- PROBLEM DETAILS: Take every line from the listing below that includes "screenshot" and copy it.

....

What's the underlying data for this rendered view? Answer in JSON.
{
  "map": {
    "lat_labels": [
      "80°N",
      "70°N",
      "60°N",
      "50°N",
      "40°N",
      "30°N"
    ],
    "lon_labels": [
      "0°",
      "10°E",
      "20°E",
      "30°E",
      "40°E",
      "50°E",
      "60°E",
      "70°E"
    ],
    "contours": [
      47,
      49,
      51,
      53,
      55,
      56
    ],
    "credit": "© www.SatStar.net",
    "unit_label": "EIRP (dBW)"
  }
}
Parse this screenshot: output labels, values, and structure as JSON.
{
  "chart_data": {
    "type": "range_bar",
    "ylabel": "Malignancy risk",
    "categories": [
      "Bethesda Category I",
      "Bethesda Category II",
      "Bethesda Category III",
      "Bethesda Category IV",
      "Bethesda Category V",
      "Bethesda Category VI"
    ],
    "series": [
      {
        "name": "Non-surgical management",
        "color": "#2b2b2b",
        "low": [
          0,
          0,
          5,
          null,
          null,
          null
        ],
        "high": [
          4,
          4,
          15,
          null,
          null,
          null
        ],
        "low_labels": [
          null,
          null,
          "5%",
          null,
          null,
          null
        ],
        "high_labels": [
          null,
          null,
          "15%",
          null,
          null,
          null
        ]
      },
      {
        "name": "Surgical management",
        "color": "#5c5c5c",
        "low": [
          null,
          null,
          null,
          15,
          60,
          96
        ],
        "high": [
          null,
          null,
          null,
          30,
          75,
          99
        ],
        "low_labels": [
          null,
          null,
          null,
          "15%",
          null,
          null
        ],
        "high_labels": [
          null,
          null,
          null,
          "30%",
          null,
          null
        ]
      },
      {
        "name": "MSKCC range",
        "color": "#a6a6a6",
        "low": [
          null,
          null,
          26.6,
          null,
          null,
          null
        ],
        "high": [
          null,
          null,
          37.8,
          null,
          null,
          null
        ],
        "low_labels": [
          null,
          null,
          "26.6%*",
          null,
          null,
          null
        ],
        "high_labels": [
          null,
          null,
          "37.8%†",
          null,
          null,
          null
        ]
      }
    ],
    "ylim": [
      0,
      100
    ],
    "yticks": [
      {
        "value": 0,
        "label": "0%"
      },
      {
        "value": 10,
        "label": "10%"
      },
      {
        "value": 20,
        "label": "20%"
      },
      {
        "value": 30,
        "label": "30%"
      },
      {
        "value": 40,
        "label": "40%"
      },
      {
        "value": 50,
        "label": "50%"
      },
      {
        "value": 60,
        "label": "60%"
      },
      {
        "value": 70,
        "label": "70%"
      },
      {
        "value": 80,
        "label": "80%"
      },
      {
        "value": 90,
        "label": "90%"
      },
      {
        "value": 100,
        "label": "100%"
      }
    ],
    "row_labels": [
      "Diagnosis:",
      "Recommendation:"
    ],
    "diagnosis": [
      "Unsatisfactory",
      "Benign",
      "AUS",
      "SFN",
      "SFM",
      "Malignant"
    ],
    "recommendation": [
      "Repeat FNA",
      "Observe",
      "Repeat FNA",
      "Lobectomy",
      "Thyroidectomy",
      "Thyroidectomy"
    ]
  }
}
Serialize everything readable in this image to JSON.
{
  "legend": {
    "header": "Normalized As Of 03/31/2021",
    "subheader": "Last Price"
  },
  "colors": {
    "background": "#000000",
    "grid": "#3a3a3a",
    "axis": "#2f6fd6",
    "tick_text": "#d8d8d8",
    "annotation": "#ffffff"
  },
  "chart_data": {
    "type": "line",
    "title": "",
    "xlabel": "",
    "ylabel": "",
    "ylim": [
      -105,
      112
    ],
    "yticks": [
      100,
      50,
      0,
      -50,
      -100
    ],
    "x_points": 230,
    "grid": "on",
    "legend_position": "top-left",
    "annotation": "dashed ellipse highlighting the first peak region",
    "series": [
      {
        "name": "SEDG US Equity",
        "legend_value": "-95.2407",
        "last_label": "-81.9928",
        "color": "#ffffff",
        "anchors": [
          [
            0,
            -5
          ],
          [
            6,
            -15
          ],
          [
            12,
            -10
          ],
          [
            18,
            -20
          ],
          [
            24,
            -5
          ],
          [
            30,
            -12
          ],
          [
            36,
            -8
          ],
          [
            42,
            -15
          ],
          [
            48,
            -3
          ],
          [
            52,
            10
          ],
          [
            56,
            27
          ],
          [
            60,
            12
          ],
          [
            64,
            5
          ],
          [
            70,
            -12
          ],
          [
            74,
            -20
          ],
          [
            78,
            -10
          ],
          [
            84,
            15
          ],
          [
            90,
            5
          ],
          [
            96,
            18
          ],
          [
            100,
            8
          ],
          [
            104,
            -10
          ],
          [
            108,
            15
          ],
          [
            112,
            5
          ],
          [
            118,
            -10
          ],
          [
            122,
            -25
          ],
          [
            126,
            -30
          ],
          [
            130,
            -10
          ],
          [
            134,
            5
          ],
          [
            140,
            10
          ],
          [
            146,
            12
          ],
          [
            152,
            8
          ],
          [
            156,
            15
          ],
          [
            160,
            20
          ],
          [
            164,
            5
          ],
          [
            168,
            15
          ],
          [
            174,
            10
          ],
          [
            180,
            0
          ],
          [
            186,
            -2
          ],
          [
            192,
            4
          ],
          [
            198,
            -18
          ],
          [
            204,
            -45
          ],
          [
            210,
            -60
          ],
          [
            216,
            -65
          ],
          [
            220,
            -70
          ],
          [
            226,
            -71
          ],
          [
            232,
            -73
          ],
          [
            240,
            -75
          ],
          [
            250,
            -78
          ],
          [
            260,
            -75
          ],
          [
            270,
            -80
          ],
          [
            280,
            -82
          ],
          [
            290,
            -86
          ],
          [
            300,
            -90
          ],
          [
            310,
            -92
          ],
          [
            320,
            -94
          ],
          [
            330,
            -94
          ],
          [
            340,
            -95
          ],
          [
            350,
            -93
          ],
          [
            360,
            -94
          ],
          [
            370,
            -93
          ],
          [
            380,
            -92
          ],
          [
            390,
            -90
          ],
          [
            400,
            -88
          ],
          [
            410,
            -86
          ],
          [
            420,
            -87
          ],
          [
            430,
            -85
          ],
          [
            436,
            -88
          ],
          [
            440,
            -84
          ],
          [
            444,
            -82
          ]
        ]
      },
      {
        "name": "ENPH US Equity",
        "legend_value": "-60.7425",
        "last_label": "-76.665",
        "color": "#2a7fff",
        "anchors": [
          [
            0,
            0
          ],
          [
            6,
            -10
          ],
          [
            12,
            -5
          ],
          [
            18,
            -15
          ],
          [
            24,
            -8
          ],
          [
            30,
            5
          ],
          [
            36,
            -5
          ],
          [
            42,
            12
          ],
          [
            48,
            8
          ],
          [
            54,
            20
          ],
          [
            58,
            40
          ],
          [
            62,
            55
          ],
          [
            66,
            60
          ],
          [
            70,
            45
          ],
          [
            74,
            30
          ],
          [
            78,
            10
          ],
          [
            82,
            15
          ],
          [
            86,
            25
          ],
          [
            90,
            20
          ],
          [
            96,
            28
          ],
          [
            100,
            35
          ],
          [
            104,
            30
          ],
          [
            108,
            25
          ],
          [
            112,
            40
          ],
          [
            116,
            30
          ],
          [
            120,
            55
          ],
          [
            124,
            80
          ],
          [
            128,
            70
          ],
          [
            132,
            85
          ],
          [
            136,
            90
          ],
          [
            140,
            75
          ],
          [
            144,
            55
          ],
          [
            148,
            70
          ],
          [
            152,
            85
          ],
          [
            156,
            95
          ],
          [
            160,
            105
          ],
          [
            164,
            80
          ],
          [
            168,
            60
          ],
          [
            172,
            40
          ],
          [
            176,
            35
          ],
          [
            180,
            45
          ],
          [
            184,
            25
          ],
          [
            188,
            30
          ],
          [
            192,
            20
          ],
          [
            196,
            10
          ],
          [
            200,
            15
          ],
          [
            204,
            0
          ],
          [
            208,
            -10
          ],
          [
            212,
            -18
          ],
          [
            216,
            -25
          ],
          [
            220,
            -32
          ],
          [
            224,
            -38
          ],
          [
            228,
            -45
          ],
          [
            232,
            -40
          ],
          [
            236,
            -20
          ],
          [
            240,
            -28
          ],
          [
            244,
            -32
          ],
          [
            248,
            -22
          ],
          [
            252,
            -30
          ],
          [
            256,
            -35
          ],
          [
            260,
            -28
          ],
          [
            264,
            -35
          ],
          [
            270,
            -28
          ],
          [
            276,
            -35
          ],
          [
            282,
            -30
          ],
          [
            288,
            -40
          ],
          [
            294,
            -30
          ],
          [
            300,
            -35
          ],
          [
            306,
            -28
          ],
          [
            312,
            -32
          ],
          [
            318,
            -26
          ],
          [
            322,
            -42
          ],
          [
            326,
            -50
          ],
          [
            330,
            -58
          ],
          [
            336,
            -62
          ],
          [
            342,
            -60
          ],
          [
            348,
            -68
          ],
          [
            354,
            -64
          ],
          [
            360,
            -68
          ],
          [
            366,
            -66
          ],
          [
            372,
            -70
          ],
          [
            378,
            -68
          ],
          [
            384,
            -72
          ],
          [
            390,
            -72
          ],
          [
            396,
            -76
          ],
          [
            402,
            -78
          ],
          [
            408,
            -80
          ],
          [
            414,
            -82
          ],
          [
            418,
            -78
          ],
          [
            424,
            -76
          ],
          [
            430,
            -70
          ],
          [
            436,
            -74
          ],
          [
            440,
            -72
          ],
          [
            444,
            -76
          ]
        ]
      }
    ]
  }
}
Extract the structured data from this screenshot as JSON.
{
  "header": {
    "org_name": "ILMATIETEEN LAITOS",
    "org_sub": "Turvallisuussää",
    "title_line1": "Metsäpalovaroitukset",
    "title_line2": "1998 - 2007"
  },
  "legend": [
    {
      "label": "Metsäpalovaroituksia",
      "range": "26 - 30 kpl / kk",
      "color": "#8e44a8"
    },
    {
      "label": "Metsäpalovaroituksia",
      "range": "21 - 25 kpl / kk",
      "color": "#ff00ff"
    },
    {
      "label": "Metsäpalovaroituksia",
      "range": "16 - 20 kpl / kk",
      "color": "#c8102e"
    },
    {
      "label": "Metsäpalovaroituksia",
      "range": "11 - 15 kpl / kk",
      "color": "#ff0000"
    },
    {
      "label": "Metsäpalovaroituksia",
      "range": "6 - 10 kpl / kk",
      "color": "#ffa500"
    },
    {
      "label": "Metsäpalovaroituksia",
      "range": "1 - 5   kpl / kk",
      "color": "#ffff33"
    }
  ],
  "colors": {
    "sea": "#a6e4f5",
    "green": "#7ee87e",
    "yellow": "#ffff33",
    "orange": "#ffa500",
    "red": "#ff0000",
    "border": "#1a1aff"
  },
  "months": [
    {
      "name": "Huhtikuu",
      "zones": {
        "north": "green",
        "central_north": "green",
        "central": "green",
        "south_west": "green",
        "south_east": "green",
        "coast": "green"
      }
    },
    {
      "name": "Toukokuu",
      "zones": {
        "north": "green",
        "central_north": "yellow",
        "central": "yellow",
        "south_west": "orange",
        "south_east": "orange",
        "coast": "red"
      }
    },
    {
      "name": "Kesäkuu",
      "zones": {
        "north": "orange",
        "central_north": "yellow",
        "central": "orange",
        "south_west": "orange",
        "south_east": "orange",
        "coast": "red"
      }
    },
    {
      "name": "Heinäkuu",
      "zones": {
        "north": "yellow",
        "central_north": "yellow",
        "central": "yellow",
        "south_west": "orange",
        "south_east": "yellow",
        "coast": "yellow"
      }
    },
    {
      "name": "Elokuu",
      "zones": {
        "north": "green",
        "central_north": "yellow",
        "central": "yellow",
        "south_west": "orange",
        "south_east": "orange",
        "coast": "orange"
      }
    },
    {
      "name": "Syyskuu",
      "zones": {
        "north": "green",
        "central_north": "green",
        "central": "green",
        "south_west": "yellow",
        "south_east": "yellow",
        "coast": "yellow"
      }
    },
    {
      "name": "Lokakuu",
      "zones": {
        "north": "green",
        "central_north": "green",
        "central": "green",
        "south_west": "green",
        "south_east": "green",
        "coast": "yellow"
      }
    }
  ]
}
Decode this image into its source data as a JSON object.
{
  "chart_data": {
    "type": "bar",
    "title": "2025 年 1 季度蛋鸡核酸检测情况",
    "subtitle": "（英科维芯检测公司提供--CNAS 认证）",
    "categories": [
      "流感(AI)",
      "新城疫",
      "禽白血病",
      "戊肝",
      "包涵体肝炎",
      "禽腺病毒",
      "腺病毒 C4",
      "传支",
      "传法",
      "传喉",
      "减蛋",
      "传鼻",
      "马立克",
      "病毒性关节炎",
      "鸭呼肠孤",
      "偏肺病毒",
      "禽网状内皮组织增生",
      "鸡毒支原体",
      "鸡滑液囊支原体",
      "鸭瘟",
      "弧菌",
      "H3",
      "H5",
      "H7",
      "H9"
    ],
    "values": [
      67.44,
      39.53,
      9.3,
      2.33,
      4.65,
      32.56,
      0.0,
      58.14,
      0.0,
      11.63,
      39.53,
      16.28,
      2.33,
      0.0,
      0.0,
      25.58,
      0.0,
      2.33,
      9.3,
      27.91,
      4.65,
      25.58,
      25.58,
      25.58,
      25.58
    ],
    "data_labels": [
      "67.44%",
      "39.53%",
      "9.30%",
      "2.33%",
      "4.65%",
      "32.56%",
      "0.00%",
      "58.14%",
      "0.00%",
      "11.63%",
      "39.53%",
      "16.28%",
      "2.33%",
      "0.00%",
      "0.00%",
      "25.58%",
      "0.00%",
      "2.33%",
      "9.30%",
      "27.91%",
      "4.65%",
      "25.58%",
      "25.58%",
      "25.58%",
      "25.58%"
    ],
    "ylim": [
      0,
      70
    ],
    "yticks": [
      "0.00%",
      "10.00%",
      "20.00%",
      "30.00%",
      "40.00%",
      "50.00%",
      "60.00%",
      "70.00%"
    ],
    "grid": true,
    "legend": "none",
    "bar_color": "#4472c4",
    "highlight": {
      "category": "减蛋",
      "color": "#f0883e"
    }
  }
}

....

- RESULT FOR THIS TASK:
Parse this screenshot: output labels, values, and structure as JSON.
Extract the structured data from this screenshot as JSON.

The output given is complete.